[Collected data]
>>>

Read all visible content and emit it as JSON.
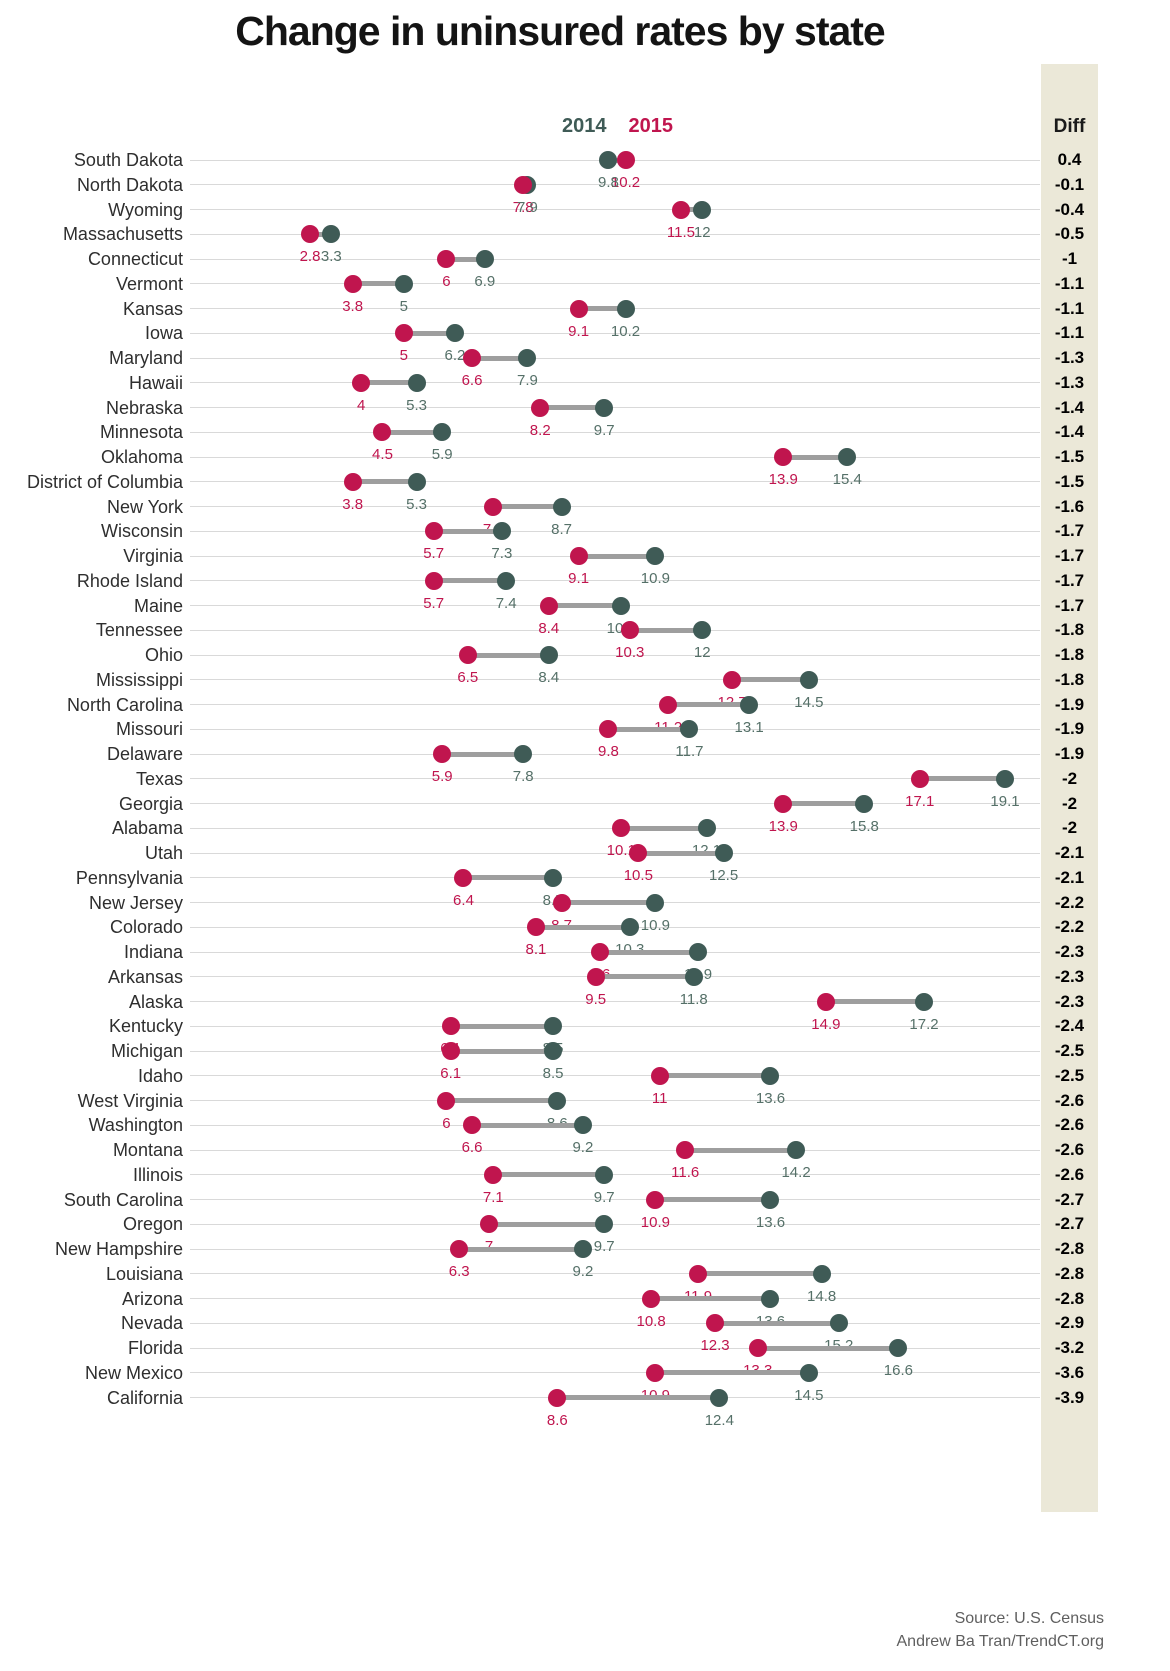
{
  "title": "Change in uninsured rates by state",
  "legend": {
    "label_2014": "2014",
    "label_2015": "2015"
  },
  "diff_column": {
    "header": "Diff"
  },
  "footer": {
    "source": "Source: U.S. Census",
    "credit": "Andrew Ba Tran/TrendCT.org"
  },
  "colors": {
    "dot_2014": "#3f5b56",
    "dot_2015": "#c0154e",
    "label_2014_text": "#557068",
    "diff_band": "#ebe8d8",
    "gridline": "#d9d9d9",
    "connector": "#9e9e9e",
    "title_text": "#141414",
    "state_label_text": "#2e2e2e",
    "diff_text": "#000000",
    "footer_text": "#5f5f5f"
  },
  "chart_data": {
    "type": "dumbbell",
    "title": "Change in uninsured rates by state",
    "series": [
      "2014",
      "2015"
    ],
    "legend_position": "top",
    "grid": true,
    "x_domain": [
      2.8,
      19.1
    ],
    "diff_header": "Diff",
    "rows": [
      {
        "state": "South Dakota",
        "y2014": 9.8,
        "y2015": 10.2,
        "diff": "0.4"
      },
      {
        "state": "North Dakota",
        "y2014": 7.9,
        "y2015": 7.8,
        "diff": "-0.1"
      },
      {
        "state": "Wyoming",
        "y2014": 12,
        "y2015": 11.5,
        "diff": "-0.4"
      },
      {
        "state": "Massachusetts",
        "y2014": 3.3,
        "y2015": 2.8,
        "diff": "-0.5"
      },
      {
        "state": "Connecticut",
        "y2014": 6.9,
        "y2015": 6,
        "diff": "-1"
      },
      {
        "state": "Vermont",
        "y2014": 5,
        "y2015": 3.8,
        "diff": "-1.1"
      },
      {
        "state": "Kansas",
        "y2014": 10.2,
        "y2015": 9.1,
        "diff": "-1.1"
      },
      {
        "state": "Iowa",
        "y2014": 6.2,
        "y2015": 5,
        "diff": "-1.1"
      },
      {
        "state": "Maryland",
        "y2014": 7.9,
        "y2015": 6.6,
        "diff": "-1.3"
      },
      {
        "state": "Hawaii",
        "y2014": 5.3,
        "y2015": 4,
        "diff": "-1.3"
      },
      {
        "state": "Nebraska",
        "y2014": 9.7,
        "y2015": 8.2,
        "diff": "-1.4"
      },
      {
        "state": "Minnesota",
        "y2014": 5.9,
        "y2015": 4.5,
        "diff": "-1.4"
      },
      {
        "state": "Oklahoma",
        "y2014": 15.4,
        "y2015": 13.9,
        "diff": "-1.5"
      },
      {
        "state": "District of Columbia",
        "y2014": 5.3,
        "y2015": 3.8,
        "diff": "-1.5"
      },
      {
        "state": "New York",
        "y2014": 8.7,
        "y2015": 7.1,
        "diff": "-1.6"
      },
      {
        "state": "Wisconsin",
        "y2014": 7.3,
        "y2015": 5.7,
        "diff": "-1.7"
      },
      {
        "state": "Virginia",
        "y2014": 10.9,
        "y2015": 9.1,
        "diff": "-1.7"
      },
      {
        "state": "Rhode Island",
        "y2014": 7.4,
        "y2015": 5.7,
        "diff": "-1.7"
      },
      {
        "state": "Maine",
        "y2014": 10.1,
        "y2015": 8.4,
        "diff": "-1.7"
      },
      {
        "state": "Tennessee",
        "y2014": 12,
        "y2015": 10.3,
        "diff": "-1.8"
      },
      {
        "state": "Ohio",
        "y2014": 8.4,
        "y2015": 6.5,
        "diff": "-1.8"
      },
      {
        "state": "Mississippi",
        "y2014": 14.5,
        "y2015": 12.7,
        "diff": "-1.8"
      },
      {
        "state": "North Carolina",
        "y2014": 13.1,
        "y2015": 11.2,
        "diff": "-1.9"
      },
      {
        "state": "Missouri",
        "y2014": 11.7,
        "y2015": 9.8,
        "diff": "-1.9"
      },
      {
        "state": "Delaware",
        "y2014": 7.8,
        "y2015": 5.9,
        "diff": "-1.9"
      },
      {
        "state": "Texas",
        "y2014": 19.1,
        "y2015": 17.1,
        "diff": "-2"
      },
      {
        "state": "Georgia",
        "y2014": 15.8,
        "y2015": 13.9,
        "diff": "-2"
      },
      {
        "state": "Alabama",
        "y2014": 12.1,
        "y2015": 10.1,
        "diff": "-2"
      },
      {
        "state": "Utah",
        "y2014": 12.5,
        "y2015": 10.5,
        "diff": "-2.1"
      },
      {
        "state": "Pennsylvania",
        "y2014": 8.5,
        "y2015": 6.4,
        "diff": "-2.1"
      },
      {
        "state": "New Jersey",
        "y2014": 10.9,
        "y2015": 8.7,
        "diff": "-2.2"
      },
      {
        "state": "Colorado",
        "y2014": 10.3,
        "y2015": 8.1,
        "diff": "-2.2"
      },
      {
        "state": "Indiana",
        "y2014": 11.9,
        "y2015": 9.6,
        "diff": "-2.3"
      },
      {
        "state": "Arkansas",
        "y2014": 11.8,
        "y2015": 9.5,
        "diff": "-2.3"
      },
      {
        "state": "Alaska",
        "y2014": 17.2,
        "y2015": 14.9,
        "diff": "-2.3"
      },
      {
        "state": "Kentucky",
        "y2014": 8.5,
        "y2015": 6.1,
        "diff": "-2.4"
      },
      {
        "state": "Michigan",
        "y2014": 8.5,
        "y2015": 6.1,
        "diff": "-2.5"
      },
      {
        "state": "Idaho",
        "y2014": 13.6,
        "y2015": 11,
        "diff": "-2.5"
      },
      {
        "state": "West Virginia",
        "y2014": 8.6,
        "y2015": 6,
        "diff": "-2.6"
      },
      {
        "state": "Washington",
        "y2014": 9.2,
        "y2015": 6.6,
        "diff": "-2.6"
      },
      {
        "state": "Montana",
        "y2014": 14.2,
        "y2015": 11.6,
        "diff": "-2.6"
      },
      {
        "state": "Illinois",
        "y2014": 9.7,
        "y2015": 7.1,
        "diff": "-2.6"
      },
      {
        "state": "South Carolina",
        "y2014": 13.6,
        "y2015": 10.9,
        "diff": "-2.7"
      },
      {
        "state": "Oregon",
        "y2014": 9.7,
        "y2015": 7,
        "diff": "-2.7"
      },
      {
        "state": "New Hampshire",
        "y2014": 9.2,
        "y2015": 6.3,
        "diff": "-2.8"
      },
      {
        "state": "Louisiana",
        "y2014": 14.8,
        "y2015": 11.9,
        "diff": "-2.8"
      },
      {
        "state": "Arizona",
        "y2014": 13.6,
        "y2015": 10.8,
        "diff": "-2.8"
      },
      {
        "state": "Nevada",
        "y2014": 15.2,
        "y2015": 12.3,
        "diff": "-2.9"
      },
      {
        "state": "Florida",
        "y2014": 16.6,
        "y2015": 13.3,
        "diff": "-3.2"
      },
      {
        "state": "New Mexico",
        "y2014": 14.5,
        "y2015": 10.9,
        "diff": "-3.6"
      },
      {
        "state": "California",
        "y2014": 12.4,
        "y2015": 8.6,
        "diff": "-3.9"
      }
    ]
  }
}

<<<

» **What you are asked to do**:
Verbatim reproduction of every record is required; images are left out.

» **Exercise result**:
Read all visible content and emit it as JSON.
{
  "title": "Change in uninsured rates by state",
  "legend": {
    "label_2014": "2014",
    "label_2015": "2015"
  },
  "diff_column": {
    "header": "Diff"
  },
  "footer": {
    "source": "Source: U.S. Census",
    "credit": "Andrew Ba Tran/TrendCT.org"
  },
  "colors": {
    "dot_2014": "#3f5b56",
    "dot_2015": "#c0154e",
    "label_2014_text": "#557068",
    "diff_band": "#ebe8d8",
    "gridline": "#d9d9d9",
    "connector": "#9e9e9e",
    "title_text": "#141414",
    "state_label_text": "#2e2e2e",
    "diff_text": "#000000",
    "footer_text": "#5f5f5f"
  },
  "chart_data": {
    "type": "dumbbell",
    "title": "Change in uninsured rates by state",
    "series": [
      "2014",
      "2015"
    ],
    "legend_position": "top",
    "grid": true,
    "x_domain": [
      2.8,
      19.1
    ],
    "diff_header": "Diff",
    "rows": [
      {
        "state": "South Dakota",
        "y2014": 9.8,
        "y2015": 10.2,
        "diff": "0.4"
      },
      {
        "state": "North Dakota",
        "y2014": 7.9,
        "y2015": 7.8,
        "diff": "-0.1"
      },
      {
        "state": "Wyoming",
        "y2014": 12,
        "y2015": 11.5,
        "diff": "-0.4"
      },
      {
        "state": "Massachusetts",
        "y2014": 3.3,
        "y2015": 2.8,
        "diff": "-0.5"
      },
      {
        "state": "Connecticut",
        "y2014": 6.9,
        "y2015": 6,
        "diff": "-1"
      },
      {
        "state": "Vermont",
        "y2014": 5,
        "y2015": 3.8,
        "diff": "-1.1"
      },
      {
        "state": "Kansas",
        "y2014": 10.2,
        "y2015": 9.1,
        "diff": "-1.1"
      },
      {
        "state": "Iowa",
        "y2014": 6.2,
        "y2015": 5,
        "diff": "-1.1"
      },
      {
        "state": "Maryland",
        "y2014": 7.9,
        "y2015": 6.6,
        "diff": "-1.3"
      },
      {
        "state": "Hawaii",
        "y2014": 5.3,
        "y2015": 4,
        "diff": "-1.3"
      },
      {
        "state": "Nebraska",
        "y2014": 9.7,
        "y2015": 8.2,
        "diff": "-1.4"
      },
      {
        "state": "Minnesota",
        "y2014": 5.9,
        "y2015": 4.5,
        "diff": "-1.4"
      },
      {
        "state": "Oklahoma",
        "y2014": 15.4,
        "y2015": 13.9,
        "diff": "-1.5"
      },
      {
        "state": "District of Columbia",
        "y2014": 5.3,
        "y2015": 3.8,
        "diff": "-1.5"
      },
      {
        "state": "New York",
        "y2014": 8.7,
        "y2015": 7.1,
        "diff": "-1.6"
      },
      {
        "state": "Wisconsin",
        "y2014": 7.3,
        "y2015": 5.7,
        "diff": "-1.7"
      },
      {
        "state": "Virginia",
        "y2014": 10.9,
        "y2015": 9.1,
        "diff": "-1.7"
      },
      {
        "state": "Rhode Island",
        "y2014": 7.4,
        "y2015": 5.7,
        "diff": "-1.7"
      },
      {
        "state": "Maine",
        "y2014": 10.1,
        "y2015": 8.4,
        "diff": "-1.7"
      },
      {
        "state": "Tennessee",
        "y2014": 12,
        "y2015": 10.3,
        "diff": "-1.8"
      },
      {
        "state": "Ohio",
        "y2014": 8.4,
        "y2015": 6.5,
        "diff": "-1.8"
      },
      {
        "state": "Mississippi",
        "y2014": 14.5,
        "y2015": 12.7,
        "diff": "-1.8"
      },
      {
        "state": "North Carolina",
        "y2014": 13.1,
        "y2015": 11.2,
        "diff": "-1.9"
      },
      {
        "state": "Missouri",
        "y2014": 11.7,
        "y2015": 9.8,
        "diff": "-1.9"
      },
      {
        "state": "Delaware",
        "y2014": 7.8,
        "y2015": 5.9,
        "diff": "-1.9"
      },
      {
        "state": "Texas",
        "y2014": 19.1,
        "y2015": 17.1,
        "diff": "-2"
      },
      {
        "state": "Georgia",
        "y2014": 15.8,
        "y2015": 13.9,
        "diff": "-2"
      },
      {
        "state": "Alabama",
        "y2014": 12.1,
        "y2015": 10.1,
        "diff": "-2"
      },
      {
        "state": "Utah",
        "y2014": 12.5,
        "y2015": 10.5,
        "diff": "-2.1"
      },
      {
        "state": "Pennsylvania",
        "y2014": 8.5,
        "y2015": 6.4,
        "diff": "-2.1"
      },
      {
        "state": "New Jersey",
        "y2014": 10.9,
        "y2015": 8.7,
        "diff": "-2.2"
      },
      {
        "state": "Colorado",
        "y2014": 10.3,
        "y2015": 8.1,
        "diff": "-2.2"
      },
      {
        "state": "Indiana",
        "y2014": 11.9,
        "y2015": 9.6,
        "diff": "-2.3"
      },
      {
        "state": "Arkansas",
        "y2014": 11.8,
        "y2015": 9.5,
        "diff": "-2.3"
      },
      {
        "state": "Alaska",
        "y2014": 17.2,
        "y2015": 14.9,
        "diff": "-2.3"
      },
      {
        "state": "Kentucky",
        "y2014": 8.5,
        "y2015": 6.1,
        "diff": "-2.4"
      },
      {
        "state": "Michigan",
        "y2014": 8.5,
        "y2015": 6.1,
        "diff": "-2.5"
      },
      {
        "state": "Idaho",
        "y2014": 13.6,
        "y2015": 11,
        "diff": "-2.5"
      },
      {
        "state": "West Virginia",
        "y2014": 8.6,
        "y2015": 6,
        "diff": "-2.6"
      },
      {
        "state": "Washington",
        "y2014": 9.2,
        "y2015": 6.6,
        "diff": "-2.6"
      },
      {
        "state": "Montana",
        "y2014": 14.2,
        "y2015": 11.6,
        "diff": "-2.6"
      },
      {
        "state": "Illinois",
        "y2014": 9.7,
        "y2015": 7.1,
        "diff": "-2.6"
      },
      {
        "state": "South Carolina",
        "y2014": 13.6,
        "y2015": 10.9,
        "diff": "-2.7"
      },
      {
        "state": "Oregon",
        "y2014": 9.7,
        "y2015": 7,
        "diff": "-2.7"
      },
      {
        "state": "New Hampshire",
        "y2014": 9.2,
        "y2015": 6.3,
        "diff": "-2.8"
      },
      {
        "state": "Louisiana",
        "y2014": 14.8,
        "y2015": 11.9,
        "diff": "-2.8"
      },
      {
        "state": "Arizona",
        "y2014": 13.6,
        "y2015": 10.8,
        "diff": "-2.8"
      },
      {
        "state": "Nevada",
        "y2014": 15.2,
        "y2015": 12.3,
        "diff": "-2.9"
      },
      {
        "state": "Florida",
        "y2014": 16.6,
        "y2015": 13.3,
        "diff": "-3.2"
      },
      {
        "state": "New Mexico",
        "y2014": 14.5,
        "y2015": 10.9,
        "diff": "-3.6"
      },
      {
        "state": "California",
        "y2014": 12.4,
        "y2015": 8.6,
        "diff": "-3.9"
      }
    ]
  }
}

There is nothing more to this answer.